● **REQUIRED TASK**
Reproduce the lines of the material exactly, excluding every image.

(Extracted data entries)
════════════════

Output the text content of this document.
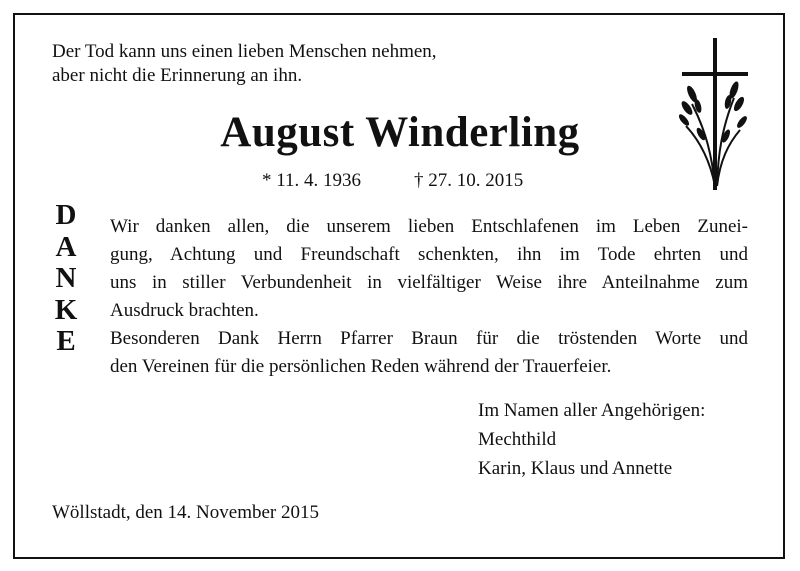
Der Tod kann uns einen lieben Menschen nehmen,
aber nicht die Erinnerung an ihn.
August Winderling
* 11. 4. 1936	† 27. 10. 2015
D
A
N
K
E
Wir danken allen, die unserem lieben Entschlafenen im Leben Zunei-
gung, Achtung und Freundschaft schenkten, ihn im Tode ehrten und
uns in stiller Verbundenheit in vielfältiger Weise ihre Anteilnahme zum
Ausdruck brachten.
Besonderen Dank Herrn Pfarrer Braun für die tröstenden Worte und
den Vereinen für die persönlichen Reden während der Trauerfeier.
Im Namen aller Angehörigen:
Mechthild
Karin, Klaus und Annette
Wöllstadt, den 14. November 2015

════════════════

● **EXPECTED ANSWER**
Output the text content of this document.
Der Tod kann uns einen lieben Menschen nehmen,
aber nicht die Erinnerung an ihn.
August Winderling
* 11. 4. 1936	† 27. 10. 2015
D
A
N
K
E
Wir danken allen, die unserem lieben Entschlafenen im Leben Zunei-
gung, Achtung und Freundschaft schenkten, ihn im Tode ehrten und
uns in stiller Verbundenheit in vielfältiger Weise ihre Anteilnahme zum
Ausdruck brachten.
Besonderen Dank Herrn Pfarrer Braun für die tröstenden Worte und
den Vereinen für die persönlichen Reden während der Trauerfeier.
Im Namen aller Angehörigen:
Mechthild
Karin, Klaus und Annette
Wöllstadt, den 14. November 2015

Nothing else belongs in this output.